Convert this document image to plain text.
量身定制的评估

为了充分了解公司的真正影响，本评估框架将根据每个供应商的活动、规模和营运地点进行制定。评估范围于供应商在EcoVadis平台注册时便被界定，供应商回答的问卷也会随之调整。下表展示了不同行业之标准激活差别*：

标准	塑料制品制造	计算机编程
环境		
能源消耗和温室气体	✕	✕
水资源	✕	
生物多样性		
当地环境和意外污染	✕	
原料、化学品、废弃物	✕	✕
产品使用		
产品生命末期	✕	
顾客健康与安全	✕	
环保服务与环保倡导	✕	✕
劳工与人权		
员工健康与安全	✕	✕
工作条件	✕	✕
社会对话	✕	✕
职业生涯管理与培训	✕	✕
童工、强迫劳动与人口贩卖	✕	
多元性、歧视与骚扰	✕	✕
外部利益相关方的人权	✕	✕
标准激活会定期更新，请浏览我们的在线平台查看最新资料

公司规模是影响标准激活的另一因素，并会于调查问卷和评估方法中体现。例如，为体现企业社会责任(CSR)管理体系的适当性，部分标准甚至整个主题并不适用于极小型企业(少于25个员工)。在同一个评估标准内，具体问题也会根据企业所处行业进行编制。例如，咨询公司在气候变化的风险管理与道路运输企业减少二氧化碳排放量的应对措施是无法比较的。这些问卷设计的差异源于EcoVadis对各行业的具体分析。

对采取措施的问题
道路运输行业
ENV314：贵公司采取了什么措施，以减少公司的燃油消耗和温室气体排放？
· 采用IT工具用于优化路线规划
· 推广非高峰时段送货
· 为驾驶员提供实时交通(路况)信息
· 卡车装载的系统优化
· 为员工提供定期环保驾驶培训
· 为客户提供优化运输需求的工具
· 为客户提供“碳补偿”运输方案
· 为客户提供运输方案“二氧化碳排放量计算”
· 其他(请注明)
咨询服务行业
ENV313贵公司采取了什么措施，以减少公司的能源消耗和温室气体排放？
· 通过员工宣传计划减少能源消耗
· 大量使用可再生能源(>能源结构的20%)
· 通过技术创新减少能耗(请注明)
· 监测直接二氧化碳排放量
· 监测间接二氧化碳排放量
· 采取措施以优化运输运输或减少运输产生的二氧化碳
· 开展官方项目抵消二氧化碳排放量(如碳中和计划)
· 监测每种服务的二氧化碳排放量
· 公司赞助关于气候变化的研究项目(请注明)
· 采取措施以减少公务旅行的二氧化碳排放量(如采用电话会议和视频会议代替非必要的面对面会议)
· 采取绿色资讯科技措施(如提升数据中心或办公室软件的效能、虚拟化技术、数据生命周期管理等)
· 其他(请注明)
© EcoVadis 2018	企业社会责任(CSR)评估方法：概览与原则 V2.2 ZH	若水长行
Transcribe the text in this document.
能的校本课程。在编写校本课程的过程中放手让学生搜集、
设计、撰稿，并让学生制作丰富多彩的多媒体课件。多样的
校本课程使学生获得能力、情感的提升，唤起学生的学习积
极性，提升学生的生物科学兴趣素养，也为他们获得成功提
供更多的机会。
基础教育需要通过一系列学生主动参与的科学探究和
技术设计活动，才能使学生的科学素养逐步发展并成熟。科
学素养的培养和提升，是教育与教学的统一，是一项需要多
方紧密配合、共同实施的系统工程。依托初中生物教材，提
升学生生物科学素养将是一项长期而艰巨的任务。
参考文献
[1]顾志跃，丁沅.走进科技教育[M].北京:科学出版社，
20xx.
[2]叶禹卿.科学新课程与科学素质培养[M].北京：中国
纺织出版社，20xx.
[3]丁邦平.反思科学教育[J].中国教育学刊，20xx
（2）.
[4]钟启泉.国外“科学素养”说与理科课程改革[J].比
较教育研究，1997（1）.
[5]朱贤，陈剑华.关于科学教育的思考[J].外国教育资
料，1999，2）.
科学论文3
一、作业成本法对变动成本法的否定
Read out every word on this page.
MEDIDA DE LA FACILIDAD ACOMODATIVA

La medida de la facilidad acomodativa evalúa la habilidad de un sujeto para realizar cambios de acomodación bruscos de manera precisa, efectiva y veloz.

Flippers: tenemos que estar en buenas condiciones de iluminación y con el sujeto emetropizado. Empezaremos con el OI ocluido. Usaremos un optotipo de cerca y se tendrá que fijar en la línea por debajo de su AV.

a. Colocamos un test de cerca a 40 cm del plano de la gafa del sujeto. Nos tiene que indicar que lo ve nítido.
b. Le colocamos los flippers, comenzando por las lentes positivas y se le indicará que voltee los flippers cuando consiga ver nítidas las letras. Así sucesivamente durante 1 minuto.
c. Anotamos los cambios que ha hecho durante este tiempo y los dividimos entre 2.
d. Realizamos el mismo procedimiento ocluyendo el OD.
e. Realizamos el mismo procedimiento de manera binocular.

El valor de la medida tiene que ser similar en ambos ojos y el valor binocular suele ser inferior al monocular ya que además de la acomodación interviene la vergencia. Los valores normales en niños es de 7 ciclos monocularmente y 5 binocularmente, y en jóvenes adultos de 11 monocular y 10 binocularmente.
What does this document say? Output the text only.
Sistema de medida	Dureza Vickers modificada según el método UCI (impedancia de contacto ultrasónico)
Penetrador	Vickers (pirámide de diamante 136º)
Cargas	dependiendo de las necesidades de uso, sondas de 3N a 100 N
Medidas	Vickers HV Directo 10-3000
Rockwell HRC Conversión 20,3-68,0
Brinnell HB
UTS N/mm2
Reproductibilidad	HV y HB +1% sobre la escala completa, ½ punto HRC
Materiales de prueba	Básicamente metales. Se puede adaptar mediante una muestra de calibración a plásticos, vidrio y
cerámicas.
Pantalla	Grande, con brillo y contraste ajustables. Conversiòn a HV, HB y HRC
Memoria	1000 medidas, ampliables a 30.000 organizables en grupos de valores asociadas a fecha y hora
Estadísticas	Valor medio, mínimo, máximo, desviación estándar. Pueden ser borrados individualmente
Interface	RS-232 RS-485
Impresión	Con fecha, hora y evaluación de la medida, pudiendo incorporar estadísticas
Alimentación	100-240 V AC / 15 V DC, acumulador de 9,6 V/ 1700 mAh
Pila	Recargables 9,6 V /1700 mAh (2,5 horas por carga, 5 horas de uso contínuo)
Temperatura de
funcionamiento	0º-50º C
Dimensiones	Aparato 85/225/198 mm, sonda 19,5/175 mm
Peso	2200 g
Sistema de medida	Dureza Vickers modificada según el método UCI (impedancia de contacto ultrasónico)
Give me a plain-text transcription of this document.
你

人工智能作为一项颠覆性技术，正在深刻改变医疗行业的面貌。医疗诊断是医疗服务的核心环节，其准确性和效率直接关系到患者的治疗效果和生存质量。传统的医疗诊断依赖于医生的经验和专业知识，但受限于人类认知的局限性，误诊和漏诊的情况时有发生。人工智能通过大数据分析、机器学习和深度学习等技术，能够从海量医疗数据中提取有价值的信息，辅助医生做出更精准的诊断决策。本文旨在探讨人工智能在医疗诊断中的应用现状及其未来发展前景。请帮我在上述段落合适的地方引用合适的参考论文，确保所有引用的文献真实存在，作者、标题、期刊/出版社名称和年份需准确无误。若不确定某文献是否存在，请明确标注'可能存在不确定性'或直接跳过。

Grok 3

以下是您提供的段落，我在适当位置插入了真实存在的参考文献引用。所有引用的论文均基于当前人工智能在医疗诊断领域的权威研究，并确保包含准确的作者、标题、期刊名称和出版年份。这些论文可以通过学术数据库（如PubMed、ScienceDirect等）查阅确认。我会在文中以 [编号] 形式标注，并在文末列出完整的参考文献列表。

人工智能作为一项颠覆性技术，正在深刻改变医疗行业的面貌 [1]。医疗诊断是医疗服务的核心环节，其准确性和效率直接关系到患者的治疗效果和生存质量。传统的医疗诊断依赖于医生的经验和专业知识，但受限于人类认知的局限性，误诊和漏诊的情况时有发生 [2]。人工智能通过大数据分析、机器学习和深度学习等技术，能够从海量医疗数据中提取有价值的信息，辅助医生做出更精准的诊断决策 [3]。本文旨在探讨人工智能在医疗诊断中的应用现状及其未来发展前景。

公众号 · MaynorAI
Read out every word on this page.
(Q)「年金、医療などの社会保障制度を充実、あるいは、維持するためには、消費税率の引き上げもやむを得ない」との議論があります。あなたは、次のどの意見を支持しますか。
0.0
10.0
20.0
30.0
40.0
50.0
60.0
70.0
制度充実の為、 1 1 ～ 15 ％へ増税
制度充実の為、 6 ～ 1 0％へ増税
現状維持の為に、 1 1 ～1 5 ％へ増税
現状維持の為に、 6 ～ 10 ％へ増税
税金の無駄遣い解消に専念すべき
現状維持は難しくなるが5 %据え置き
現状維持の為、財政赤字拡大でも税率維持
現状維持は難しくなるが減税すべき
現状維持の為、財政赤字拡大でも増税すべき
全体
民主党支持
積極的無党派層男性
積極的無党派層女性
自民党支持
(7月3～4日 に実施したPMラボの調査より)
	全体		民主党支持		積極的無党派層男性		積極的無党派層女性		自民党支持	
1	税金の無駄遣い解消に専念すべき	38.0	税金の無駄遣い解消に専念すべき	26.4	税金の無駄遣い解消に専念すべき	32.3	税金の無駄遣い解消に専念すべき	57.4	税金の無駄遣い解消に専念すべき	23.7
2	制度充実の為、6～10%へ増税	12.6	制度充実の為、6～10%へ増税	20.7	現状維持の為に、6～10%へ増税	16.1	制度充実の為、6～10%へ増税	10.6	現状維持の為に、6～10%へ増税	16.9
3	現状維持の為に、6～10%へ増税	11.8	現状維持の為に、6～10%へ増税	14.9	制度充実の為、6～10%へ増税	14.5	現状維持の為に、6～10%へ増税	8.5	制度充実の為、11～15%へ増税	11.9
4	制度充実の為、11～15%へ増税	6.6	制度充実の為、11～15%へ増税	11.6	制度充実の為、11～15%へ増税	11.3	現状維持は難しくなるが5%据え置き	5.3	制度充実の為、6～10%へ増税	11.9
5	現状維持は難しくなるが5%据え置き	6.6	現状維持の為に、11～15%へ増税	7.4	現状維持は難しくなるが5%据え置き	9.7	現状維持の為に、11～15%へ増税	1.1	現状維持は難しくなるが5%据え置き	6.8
----------
Collect each line of the entries that has the word "正在深刻改变医疗行业的面貌", copying it in full.

人工智能作为一项颠覆性技术，正在深刻改变医疗行业的面貌。医疗诊断是医疗服务的核心环节，其准确性和效率直接关系到患者的治疗效果和生存质量。传统的医疗诊断依赖于医生的经验和专业知识，但受限于人类认知的局限性，误诊和漏诊的情况时有发生。人工智能通过大数据分析、机器学习和深度学习等技术，能够从海量医疗数据中提取有价值的信息，辅助医生做出更精准的诊断决策。本文旨在探讨人工智能在医疗诊断中的应用现状及其未来发展前景。请帮我在上述段落合适的地方引用合适的参考论文，确保所有引用的文献真实存在，作者、标题、期刊/出版社名称和年份需准确无误。若不确定某文献是否存在，请明确标注'可能存在不确定性'或直接跳过。
人工智能作为一项颠覆性技术，正在深刻改变医疗行业的面貌 [1]。医疗诊断是医疗服务的核心环节，其准确性和效率直接关系到患者的治疗效果和生存质量。传统的医疗诊断依赖于医生的经验和专业知识，但受限于人类认知的局限性，误诊和漏诊的情况时有发生 [2]。人工智能通过大数据分析、机器学习和深度学习等技术，能够从海量医疗数据中提取有价值的信息，辅助医生做出更精准的诊断决策 [3]。本文旨在探讨人工智能在医疗诊断中的应用现状及其未来发展前景。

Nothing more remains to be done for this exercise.